■ **Directions**
Transcribe all of the material exactly.

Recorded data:
==========
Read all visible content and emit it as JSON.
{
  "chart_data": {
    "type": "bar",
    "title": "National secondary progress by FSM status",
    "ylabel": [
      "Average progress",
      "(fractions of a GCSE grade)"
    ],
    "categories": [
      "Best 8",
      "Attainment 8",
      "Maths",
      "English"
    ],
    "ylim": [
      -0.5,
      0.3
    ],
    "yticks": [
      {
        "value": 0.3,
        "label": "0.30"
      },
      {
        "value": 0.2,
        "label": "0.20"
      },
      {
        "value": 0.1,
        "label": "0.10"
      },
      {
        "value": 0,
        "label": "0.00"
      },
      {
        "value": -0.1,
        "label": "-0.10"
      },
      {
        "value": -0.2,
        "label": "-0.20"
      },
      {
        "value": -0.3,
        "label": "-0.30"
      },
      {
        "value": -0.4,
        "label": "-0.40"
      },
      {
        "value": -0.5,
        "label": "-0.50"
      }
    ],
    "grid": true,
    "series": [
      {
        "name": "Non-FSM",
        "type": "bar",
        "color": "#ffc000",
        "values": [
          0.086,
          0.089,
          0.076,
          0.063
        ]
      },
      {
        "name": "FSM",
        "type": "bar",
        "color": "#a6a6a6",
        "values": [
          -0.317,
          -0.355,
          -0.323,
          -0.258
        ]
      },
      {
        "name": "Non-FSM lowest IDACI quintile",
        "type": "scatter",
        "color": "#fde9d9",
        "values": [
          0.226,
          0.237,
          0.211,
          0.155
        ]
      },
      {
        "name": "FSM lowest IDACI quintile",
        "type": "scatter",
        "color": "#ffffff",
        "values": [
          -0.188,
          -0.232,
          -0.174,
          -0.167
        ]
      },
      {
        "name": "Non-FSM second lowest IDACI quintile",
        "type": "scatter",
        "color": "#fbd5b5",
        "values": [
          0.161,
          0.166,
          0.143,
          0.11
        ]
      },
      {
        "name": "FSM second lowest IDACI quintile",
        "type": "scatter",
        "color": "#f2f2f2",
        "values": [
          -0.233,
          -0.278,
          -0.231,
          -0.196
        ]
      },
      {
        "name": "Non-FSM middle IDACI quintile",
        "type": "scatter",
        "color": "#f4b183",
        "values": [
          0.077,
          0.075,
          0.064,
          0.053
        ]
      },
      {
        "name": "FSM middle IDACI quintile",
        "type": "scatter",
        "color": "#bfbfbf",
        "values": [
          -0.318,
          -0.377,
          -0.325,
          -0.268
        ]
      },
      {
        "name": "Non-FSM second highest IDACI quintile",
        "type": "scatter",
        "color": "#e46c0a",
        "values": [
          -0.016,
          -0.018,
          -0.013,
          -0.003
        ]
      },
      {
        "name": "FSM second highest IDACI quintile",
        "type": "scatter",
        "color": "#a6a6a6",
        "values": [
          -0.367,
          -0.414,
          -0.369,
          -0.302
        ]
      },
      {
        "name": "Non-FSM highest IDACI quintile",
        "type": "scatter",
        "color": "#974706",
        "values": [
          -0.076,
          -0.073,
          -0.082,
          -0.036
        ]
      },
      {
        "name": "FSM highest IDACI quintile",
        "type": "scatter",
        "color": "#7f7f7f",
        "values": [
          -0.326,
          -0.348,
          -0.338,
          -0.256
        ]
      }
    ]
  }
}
==========
■ **Problem solution**
Read all visible content and emit it as JSON.
{
  "chart_data": {
    "type": "bar",
    "title": "National secondary progress by FSM status",
    "ylabel": [
      "Average progress",
      "(fractions of a GCSE grade)"
    ],
    "categories": [
      "Best 8",
      "Attainment 8",
      "Maths",
      "English"
    ],
    "ylim": [
      -0.5,
      0.3
    ],
    "yticks": [
      {
        "value": 0.3,
        "label": "0.30"
      },
      {
        "value": 0.2,
        "label": "0.20"
      },
      {
        "value": 0.1,
        "label": "0.10"
      },
      {
        "value": 0,
        "label": "0.00"
      },
      {
        "value": -0.1,
        "label": "-0.10"
      },
      {
        "value": -0.2,
        "label": "-0.20"
      },
      {
        "value": -0.3,
        "label": "-0.30"
      },
      {
        "value": -0.4,
        "label": "-0.40"
      },
      {
        "value": -0.5,
        "label": "-0.50"
      }
    ],
    "grid": true,
    "series": [
      {
        "name": "Non-FSM",
        "type": "bar",
        "color": "#ffc000",
        "values": [
          0.086,
          0.089,
          0.076,
          0.063
        ]
      },
      {
        "name": "FSM",
        "type": "bar",
        "color": "#a6a6a6",
        "values": [
          -0.317,
          -0.355,
          -0.323,
          -0.258
        ]
      },
      {
        "name": "Non-FSM lowest IDACI quintile",
        "type": "scatter",
        "color": "#fde9d9",
        "values": [
          0.226,
          0.237,
          0.211,
          0.155
        ]
      },
      {
        "name": "FSM lowest IDACI quintile",
        "type": "scatter",
        "color": "#ffffff",
        "values": [
          -0.188,
          -0.232,
          -0.174,
          -0.167
        ]
      },
      {
        "name": "Non-FSM second lowest IDACI quintile",
        "type": "scatter",
        "color": "#fbd5b5",
        "values": [
          0.161,
          0.166,
          0.143,
          0.11
        ]
      },
      {
        "name": "FSM second lowest IDACI quintile",
        "type": "scatter",
        "color": "#f2f2f2",
        "values": [
          -0.233,
          -0.278,
          -0.231,
          -0.196
        ]
      },
      {
        "name": "Non-FSM middle IDACI quintile",
        "type": "scatter",
        "color": "#f4b183",
        "values": [
          0.077,
          0.075,
          0.064,
          0.053
        ]
      },
      {
        "name": "FSM middle IDACI quintile",
        "type": "scatter",
        "color": "#bfbfbf",
        "values": [
          -0.318,
          -0.377,
          -0.325,
          -0.268
        ]
      },
      {
        "name": "Non-FSM second highest IDACI quintile",
        "type": "scatter",
        "color": "#e46c0a",
        "values": [
          -0.016,
          -0.018,
          -0.013,
          -0.003
        ]
      },
      {
        "name": "FSM second highest IDACI quintile",
        "type": "scatter",
        "color": "#a6a6a6",
        "values": [
          -0.367,
          -0.414,
          -0.369,
          -0.302
        ]
      },
      {
        "name": "Non-FSM highest IDACI quintile",
        "type": "scatter",
        "color": "#974706",
        "values": [
          -0.076,
          -0.073,
          -0.082,
          -0.036
        ]
      },
      {
        "name": "FSM highest IDACI quintile",
        "type": "scatter",
        "color": "#7f7f7f",
        "values": [
          -0.326,
          -0.348,
          -0.338,
          -0.256
        ]
      }
    ]
  }
}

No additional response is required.